● **SOURCE DATA**:
• • • • • • •

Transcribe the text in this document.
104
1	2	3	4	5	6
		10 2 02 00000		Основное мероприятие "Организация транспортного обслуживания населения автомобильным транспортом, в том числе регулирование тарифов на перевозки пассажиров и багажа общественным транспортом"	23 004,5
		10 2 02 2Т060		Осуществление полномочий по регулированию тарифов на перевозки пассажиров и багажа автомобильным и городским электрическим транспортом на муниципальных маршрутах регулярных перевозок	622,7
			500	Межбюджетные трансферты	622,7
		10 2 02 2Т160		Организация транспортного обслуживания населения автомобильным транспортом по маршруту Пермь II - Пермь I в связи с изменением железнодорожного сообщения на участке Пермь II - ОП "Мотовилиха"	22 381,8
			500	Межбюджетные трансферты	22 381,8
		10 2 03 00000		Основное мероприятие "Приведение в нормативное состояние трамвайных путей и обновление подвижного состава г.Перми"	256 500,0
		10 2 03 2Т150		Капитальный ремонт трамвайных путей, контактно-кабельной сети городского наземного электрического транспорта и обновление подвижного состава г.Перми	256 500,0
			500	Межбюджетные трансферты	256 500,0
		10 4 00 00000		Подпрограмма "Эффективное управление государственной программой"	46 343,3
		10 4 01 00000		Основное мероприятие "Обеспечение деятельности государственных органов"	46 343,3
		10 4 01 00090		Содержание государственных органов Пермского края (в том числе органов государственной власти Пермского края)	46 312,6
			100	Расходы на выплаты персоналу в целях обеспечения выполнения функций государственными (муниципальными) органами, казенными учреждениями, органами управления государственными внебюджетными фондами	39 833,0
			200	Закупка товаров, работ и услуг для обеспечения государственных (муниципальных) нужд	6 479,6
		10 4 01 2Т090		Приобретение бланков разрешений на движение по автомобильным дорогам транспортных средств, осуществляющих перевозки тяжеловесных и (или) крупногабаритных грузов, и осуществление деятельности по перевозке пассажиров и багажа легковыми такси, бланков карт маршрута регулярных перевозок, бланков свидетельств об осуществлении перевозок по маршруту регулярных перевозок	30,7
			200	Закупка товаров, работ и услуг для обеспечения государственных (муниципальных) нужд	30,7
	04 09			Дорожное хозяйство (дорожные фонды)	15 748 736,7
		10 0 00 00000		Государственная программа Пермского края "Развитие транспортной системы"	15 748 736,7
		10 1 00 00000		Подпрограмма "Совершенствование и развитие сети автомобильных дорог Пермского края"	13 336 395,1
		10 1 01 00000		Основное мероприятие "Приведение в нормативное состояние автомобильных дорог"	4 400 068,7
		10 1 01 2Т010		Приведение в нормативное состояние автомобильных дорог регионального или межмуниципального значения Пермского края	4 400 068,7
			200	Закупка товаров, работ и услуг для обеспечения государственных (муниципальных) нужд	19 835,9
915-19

• • • • • • •

● **EXERCISE DETAILS**: Count every line bearing the word "состава"; report the total only.

● **RESPONSE FOR THIS EXERCISE**: 2